▸ EXERCISE DIRECTIONS: Search the listing below for "this". Copy each matching line.

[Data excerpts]
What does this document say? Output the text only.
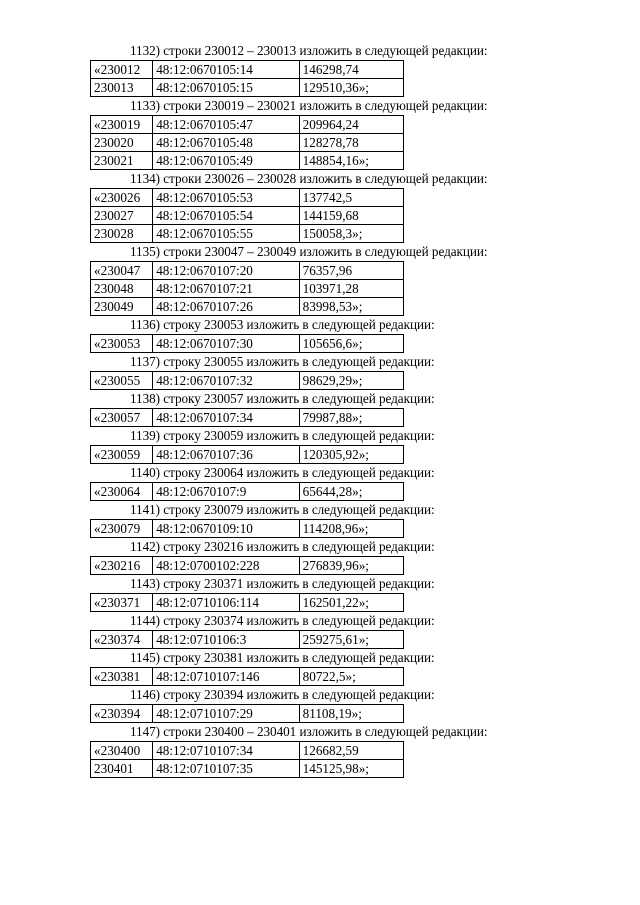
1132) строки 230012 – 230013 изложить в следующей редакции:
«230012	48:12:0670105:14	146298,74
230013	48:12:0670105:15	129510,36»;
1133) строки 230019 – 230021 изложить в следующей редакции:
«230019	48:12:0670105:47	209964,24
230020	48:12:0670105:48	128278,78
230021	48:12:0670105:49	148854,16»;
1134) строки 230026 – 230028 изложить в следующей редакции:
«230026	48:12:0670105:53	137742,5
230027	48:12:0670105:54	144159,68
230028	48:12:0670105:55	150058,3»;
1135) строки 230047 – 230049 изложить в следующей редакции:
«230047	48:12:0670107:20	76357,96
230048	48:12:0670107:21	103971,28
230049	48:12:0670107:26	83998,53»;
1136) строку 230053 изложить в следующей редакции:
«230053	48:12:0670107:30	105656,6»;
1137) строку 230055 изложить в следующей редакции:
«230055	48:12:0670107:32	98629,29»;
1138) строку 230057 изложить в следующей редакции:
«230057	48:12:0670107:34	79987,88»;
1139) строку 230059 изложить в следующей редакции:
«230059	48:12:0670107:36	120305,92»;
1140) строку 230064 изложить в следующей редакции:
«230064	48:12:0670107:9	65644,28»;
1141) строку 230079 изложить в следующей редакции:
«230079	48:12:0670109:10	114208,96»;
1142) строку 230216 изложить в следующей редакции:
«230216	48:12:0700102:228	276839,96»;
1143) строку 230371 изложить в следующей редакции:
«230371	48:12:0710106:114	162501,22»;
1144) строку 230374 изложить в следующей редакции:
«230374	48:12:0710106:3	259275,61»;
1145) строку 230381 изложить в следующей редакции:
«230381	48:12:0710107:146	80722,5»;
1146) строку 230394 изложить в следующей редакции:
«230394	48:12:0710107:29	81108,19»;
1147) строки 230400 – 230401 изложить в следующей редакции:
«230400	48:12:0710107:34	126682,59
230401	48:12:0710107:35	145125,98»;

...

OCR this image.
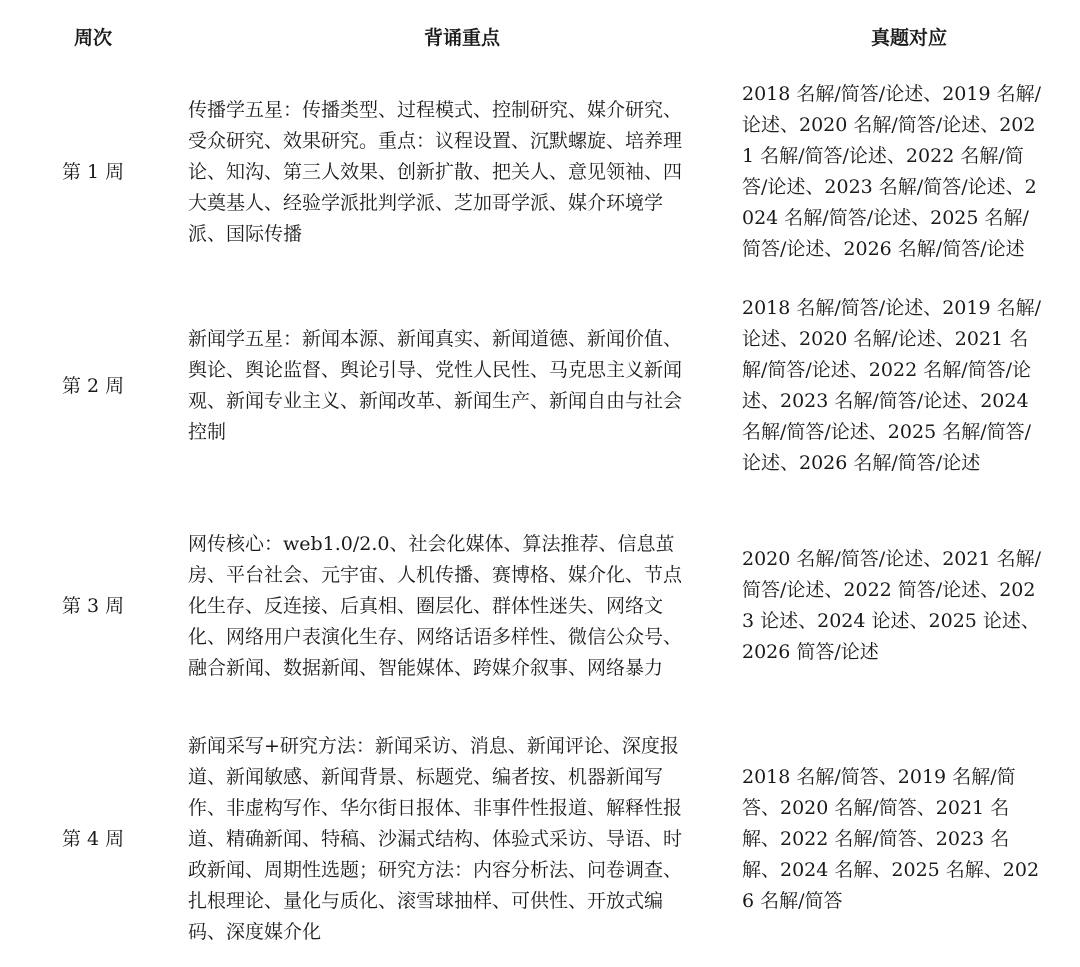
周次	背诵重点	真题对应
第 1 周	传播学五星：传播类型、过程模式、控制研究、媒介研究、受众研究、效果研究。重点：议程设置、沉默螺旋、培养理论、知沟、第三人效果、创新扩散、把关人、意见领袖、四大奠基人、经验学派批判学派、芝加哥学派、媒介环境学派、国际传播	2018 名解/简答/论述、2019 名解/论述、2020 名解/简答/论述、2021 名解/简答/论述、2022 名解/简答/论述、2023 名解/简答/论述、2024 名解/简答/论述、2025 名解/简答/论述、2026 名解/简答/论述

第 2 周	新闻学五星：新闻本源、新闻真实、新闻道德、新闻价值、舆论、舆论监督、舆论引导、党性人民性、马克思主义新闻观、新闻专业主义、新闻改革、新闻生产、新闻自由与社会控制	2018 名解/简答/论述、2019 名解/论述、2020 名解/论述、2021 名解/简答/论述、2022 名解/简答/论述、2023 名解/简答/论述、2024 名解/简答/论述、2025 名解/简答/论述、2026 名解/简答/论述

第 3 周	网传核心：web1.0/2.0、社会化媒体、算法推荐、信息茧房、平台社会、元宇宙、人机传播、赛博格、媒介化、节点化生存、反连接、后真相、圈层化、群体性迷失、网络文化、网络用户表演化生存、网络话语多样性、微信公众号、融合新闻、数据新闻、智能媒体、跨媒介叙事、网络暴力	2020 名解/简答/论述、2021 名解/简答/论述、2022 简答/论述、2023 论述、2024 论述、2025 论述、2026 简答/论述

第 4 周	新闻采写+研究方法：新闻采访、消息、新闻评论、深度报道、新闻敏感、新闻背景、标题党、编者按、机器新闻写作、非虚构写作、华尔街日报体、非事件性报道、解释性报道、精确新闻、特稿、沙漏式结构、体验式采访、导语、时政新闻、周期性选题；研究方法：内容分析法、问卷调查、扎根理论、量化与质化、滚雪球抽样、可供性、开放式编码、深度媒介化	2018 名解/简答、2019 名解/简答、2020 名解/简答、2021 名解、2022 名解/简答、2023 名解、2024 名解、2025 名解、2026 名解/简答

▸ RESPONSE:
What does this document say? Output the text only.
OCR this image.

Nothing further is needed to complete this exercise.